**YOUR OBJECTIVE:**
Extract every line of the listing that contains the string "name".

**Lines of data:**
──────

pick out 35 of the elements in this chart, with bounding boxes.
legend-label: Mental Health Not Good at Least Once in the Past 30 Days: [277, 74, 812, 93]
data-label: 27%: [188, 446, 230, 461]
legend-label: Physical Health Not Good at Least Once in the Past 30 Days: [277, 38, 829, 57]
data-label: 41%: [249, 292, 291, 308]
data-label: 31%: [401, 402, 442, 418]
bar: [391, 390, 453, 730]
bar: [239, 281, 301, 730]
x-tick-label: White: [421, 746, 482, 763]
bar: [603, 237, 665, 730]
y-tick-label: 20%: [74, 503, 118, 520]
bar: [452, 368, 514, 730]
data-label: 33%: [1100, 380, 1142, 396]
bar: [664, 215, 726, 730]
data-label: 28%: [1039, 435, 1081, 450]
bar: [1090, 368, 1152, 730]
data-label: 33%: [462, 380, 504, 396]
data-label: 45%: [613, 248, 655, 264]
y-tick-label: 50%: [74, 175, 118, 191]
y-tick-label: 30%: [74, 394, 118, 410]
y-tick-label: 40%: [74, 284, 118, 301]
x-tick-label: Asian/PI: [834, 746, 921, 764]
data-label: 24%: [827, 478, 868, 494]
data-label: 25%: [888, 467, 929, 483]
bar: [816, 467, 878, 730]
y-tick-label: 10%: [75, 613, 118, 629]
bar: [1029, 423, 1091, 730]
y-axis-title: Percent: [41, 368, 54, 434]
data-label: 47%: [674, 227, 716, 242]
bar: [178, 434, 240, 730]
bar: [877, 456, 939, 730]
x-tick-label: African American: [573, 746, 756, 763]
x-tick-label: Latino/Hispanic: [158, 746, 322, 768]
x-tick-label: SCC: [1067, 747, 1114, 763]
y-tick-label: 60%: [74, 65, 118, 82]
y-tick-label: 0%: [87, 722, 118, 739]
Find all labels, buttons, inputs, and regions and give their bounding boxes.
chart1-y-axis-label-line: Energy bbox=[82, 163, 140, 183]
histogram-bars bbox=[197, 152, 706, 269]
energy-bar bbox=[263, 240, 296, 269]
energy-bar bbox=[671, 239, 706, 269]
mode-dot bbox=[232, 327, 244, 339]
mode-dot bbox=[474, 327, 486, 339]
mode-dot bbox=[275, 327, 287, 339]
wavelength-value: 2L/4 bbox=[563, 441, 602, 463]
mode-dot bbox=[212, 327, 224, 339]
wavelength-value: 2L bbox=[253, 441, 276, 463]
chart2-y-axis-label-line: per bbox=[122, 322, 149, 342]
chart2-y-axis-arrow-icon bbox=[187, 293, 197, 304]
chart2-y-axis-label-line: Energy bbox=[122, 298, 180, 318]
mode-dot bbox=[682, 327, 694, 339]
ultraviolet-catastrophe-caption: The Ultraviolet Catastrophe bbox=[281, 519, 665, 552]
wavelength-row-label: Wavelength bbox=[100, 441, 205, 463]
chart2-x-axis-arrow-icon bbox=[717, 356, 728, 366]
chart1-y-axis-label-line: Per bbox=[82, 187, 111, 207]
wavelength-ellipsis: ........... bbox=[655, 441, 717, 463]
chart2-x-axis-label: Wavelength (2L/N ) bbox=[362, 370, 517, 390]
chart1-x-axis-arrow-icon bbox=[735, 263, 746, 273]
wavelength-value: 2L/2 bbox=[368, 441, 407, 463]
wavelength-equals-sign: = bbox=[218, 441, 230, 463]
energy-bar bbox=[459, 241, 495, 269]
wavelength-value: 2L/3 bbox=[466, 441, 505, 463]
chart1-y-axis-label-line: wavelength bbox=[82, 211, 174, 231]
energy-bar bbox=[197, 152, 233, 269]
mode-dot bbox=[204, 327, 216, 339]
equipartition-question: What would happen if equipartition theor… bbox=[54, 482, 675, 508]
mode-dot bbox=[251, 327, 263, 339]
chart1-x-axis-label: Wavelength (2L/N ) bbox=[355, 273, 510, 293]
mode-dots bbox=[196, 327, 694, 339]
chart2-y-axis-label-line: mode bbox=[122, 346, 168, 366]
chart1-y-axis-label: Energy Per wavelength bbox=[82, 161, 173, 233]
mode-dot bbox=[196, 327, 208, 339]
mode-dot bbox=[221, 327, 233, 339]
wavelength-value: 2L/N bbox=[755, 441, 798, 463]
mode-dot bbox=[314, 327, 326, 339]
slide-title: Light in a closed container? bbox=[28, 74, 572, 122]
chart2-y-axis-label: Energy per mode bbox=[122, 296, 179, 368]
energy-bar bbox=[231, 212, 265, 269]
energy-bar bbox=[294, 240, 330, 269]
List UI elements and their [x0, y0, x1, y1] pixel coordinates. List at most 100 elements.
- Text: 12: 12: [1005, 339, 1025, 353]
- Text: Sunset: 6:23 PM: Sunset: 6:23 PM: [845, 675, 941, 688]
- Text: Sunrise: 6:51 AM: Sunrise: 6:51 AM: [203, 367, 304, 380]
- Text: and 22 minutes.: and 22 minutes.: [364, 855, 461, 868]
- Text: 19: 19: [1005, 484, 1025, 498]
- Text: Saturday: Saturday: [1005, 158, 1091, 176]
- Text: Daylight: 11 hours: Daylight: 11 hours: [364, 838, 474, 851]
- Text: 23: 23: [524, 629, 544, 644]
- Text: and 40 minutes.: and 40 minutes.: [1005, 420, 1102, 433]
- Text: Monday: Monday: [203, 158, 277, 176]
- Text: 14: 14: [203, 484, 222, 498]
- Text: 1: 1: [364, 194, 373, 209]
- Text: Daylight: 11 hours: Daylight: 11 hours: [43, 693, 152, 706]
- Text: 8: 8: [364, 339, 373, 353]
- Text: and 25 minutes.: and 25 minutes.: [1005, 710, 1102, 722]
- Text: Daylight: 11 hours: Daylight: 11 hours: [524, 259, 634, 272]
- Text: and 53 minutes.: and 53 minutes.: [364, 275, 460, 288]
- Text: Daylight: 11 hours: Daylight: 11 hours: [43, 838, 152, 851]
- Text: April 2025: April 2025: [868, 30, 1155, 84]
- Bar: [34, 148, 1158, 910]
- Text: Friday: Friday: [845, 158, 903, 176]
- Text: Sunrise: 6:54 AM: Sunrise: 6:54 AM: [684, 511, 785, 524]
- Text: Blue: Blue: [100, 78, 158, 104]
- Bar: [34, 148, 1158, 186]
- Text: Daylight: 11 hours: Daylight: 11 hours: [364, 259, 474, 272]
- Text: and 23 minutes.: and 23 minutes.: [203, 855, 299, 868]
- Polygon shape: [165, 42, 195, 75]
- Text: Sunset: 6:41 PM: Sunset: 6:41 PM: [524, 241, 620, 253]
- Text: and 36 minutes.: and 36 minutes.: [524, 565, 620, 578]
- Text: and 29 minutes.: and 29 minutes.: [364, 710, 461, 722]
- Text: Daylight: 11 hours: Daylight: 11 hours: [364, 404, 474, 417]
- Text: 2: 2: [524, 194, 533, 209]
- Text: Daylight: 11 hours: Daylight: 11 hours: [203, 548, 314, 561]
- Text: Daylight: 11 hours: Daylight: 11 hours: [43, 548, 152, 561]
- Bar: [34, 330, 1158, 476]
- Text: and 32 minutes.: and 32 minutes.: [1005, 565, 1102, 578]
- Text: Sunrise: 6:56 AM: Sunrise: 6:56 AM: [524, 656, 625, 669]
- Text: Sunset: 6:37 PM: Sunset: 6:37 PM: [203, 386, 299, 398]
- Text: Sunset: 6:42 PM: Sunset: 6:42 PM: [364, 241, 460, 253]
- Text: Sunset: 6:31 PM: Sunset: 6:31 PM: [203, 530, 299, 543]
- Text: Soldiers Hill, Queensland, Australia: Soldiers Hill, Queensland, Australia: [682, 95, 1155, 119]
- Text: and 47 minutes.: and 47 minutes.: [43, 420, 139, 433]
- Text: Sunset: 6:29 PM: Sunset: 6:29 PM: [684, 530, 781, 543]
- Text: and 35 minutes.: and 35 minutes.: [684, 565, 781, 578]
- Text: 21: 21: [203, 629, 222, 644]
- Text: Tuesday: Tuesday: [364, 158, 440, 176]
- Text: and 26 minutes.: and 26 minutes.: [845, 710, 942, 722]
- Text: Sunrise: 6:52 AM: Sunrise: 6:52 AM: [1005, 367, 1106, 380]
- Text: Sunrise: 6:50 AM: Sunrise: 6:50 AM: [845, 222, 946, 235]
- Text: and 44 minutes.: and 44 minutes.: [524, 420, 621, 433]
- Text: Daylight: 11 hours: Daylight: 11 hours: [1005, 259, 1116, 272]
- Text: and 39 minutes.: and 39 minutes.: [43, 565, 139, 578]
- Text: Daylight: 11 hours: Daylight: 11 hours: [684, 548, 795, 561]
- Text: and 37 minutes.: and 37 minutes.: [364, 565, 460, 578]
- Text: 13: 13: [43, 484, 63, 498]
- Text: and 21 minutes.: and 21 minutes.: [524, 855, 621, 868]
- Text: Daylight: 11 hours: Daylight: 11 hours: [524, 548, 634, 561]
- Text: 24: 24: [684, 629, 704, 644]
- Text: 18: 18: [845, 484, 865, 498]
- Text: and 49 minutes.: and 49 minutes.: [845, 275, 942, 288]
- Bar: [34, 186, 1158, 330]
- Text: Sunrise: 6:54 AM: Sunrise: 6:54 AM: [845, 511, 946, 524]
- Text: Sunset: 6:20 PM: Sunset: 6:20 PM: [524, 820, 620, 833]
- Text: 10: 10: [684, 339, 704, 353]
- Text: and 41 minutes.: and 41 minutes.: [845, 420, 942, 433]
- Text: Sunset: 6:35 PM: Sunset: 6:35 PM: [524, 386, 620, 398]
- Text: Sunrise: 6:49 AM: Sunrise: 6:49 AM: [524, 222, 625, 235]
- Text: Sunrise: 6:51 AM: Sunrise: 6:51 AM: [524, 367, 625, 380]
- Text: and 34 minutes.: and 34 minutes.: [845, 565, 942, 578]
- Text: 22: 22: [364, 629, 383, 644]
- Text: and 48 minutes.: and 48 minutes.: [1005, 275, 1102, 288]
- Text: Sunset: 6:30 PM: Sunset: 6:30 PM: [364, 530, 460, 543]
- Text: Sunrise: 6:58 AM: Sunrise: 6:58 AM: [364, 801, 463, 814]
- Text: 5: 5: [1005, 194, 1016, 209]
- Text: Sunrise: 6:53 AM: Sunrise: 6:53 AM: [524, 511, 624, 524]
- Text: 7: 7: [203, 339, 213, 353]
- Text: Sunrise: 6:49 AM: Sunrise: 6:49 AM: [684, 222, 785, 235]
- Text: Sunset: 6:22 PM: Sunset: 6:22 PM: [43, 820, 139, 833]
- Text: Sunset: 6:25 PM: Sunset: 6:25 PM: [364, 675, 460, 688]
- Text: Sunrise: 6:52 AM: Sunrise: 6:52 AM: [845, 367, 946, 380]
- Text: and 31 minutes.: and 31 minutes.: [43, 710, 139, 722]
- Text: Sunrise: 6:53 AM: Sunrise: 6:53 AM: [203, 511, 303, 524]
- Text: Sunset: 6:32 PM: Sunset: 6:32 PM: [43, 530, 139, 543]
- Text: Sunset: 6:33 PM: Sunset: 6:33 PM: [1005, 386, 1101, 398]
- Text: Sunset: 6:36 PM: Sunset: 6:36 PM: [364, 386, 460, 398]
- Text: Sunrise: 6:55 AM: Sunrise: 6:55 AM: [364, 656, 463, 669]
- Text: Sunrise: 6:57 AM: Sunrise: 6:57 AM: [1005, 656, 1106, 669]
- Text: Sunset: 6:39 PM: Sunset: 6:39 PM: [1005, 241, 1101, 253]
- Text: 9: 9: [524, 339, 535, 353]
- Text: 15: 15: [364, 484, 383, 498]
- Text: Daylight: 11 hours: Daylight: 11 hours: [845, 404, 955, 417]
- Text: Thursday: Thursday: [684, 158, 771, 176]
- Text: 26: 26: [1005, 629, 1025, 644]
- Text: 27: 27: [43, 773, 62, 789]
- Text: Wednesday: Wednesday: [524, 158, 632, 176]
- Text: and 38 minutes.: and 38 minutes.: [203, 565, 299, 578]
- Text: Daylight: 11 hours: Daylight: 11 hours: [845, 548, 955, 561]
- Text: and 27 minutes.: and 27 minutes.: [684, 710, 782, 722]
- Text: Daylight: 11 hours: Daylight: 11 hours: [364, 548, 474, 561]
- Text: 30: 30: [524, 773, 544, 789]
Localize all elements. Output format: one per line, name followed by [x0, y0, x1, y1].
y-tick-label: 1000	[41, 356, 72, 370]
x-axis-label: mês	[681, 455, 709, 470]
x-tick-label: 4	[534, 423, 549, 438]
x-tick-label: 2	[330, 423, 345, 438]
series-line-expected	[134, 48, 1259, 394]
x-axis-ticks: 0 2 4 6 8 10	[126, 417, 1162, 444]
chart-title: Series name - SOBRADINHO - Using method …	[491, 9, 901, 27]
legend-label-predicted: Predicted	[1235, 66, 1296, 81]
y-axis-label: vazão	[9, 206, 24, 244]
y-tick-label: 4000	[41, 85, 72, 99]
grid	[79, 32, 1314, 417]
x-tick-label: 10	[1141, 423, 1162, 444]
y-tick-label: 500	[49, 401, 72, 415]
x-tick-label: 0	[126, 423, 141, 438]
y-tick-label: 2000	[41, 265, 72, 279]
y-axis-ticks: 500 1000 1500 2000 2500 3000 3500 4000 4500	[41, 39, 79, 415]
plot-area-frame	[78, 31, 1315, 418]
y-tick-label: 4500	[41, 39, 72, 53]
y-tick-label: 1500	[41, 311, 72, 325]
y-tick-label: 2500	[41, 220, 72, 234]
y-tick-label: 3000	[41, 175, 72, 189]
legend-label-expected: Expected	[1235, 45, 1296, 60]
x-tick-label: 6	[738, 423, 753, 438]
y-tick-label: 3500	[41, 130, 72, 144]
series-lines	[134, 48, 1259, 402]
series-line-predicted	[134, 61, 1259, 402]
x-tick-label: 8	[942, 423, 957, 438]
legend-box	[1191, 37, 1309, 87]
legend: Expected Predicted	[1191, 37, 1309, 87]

──────

**THE SOLUTION:**
Localize all elements. Output format: one per line, name followed by [x0, y0, x1, y1].
chart-title: Series name - SOBRADINHO - Using method …	[491, 9, 901, 27]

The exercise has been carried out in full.